WHAT YOU NEED TO DO: State the number of lines in these records holding "street". Say nothing more.
▽
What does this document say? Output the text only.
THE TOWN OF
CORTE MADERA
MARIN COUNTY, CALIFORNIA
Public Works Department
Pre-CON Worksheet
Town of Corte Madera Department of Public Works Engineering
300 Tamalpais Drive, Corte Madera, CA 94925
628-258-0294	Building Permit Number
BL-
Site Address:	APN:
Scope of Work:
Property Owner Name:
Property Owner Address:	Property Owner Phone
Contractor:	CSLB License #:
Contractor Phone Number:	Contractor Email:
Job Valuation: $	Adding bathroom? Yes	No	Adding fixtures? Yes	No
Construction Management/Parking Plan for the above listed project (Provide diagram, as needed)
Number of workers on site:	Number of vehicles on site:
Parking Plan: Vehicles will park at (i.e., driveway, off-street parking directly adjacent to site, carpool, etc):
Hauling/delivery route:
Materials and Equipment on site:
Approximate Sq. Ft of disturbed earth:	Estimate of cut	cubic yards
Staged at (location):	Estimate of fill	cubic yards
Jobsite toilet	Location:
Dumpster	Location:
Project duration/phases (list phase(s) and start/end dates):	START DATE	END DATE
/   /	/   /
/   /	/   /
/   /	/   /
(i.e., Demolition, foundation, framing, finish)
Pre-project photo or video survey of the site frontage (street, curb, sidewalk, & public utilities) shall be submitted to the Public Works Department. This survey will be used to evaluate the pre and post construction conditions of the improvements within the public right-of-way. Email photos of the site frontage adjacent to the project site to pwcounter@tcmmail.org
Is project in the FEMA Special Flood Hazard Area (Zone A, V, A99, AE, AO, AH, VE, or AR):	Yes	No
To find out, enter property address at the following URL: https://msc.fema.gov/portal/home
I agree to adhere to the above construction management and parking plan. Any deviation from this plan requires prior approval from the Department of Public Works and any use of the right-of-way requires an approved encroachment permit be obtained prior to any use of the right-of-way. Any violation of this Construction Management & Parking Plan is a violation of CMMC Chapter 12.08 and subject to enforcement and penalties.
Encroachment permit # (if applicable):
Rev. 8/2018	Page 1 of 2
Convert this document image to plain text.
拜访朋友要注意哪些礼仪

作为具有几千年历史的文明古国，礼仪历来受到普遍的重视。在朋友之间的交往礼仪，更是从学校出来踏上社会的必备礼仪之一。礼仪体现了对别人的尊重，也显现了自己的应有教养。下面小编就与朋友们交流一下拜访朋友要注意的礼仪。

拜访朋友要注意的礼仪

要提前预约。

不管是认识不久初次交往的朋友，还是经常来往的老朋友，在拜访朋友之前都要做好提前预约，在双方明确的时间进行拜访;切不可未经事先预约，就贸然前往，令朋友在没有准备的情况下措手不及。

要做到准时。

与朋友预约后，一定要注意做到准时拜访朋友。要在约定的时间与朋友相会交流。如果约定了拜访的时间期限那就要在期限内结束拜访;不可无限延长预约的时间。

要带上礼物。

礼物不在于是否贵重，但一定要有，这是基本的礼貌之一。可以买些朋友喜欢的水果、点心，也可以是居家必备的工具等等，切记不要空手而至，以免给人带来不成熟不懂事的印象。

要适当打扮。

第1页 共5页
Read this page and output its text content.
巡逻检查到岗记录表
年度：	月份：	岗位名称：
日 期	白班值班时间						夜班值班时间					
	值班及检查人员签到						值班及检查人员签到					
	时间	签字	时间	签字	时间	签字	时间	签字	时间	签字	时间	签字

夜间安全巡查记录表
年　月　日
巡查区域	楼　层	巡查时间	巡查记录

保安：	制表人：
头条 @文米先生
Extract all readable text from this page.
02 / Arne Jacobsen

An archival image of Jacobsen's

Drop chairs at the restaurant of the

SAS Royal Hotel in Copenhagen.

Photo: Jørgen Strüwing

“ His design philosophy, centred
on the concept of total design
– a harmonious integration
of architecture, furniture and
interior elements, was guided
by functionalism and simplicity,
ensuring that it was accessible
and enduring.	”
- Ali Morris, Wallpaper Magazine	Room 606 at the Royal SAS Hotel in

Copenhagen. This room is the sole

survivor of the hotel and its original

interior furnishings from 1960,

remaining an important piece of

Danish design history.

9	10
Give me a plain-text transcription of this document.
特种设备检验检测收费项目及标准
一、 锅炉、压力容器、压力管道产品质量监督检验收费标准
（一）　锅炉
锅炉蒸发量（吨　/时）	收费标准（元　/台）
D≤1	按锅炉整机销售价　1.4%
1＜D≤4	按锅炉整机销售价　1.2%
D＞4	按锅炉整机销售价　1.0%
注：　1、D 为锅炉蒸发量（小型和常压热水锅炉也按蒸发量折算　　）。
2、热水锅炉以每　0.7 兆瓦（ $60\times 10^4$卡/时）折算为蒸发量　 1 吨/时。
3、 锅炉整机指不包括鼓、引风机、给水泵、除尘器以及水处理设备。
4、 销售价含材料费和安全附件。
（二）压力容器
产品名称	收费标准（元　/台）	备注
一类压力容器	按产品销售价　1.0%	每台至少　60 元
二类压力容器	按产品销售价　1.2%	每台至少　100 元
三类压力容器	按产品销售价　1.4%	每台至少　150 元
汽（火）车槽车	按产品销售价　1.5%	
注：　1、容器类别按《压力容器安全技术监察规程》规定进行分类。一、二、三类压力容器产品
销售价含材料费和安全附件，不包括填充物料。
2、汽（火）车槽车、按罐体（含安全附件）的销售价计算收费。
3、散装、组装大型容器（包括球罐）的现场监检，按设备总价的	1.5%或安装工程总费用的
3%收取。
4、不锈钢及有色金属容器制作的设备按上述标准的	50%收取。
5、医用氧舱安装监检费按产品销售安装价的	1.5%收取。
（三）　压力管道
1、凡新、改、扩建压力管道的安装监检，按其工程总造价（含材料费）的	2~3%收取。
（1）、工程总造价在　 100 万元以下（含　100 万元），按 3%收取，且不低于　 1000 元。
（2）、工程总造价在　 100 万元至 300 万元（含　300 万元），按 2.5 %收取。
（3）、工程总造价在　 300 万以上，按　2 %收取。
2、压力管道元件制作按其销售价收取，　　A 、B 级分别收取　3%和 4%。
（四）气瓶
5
△
RIGHT ANSWER: 2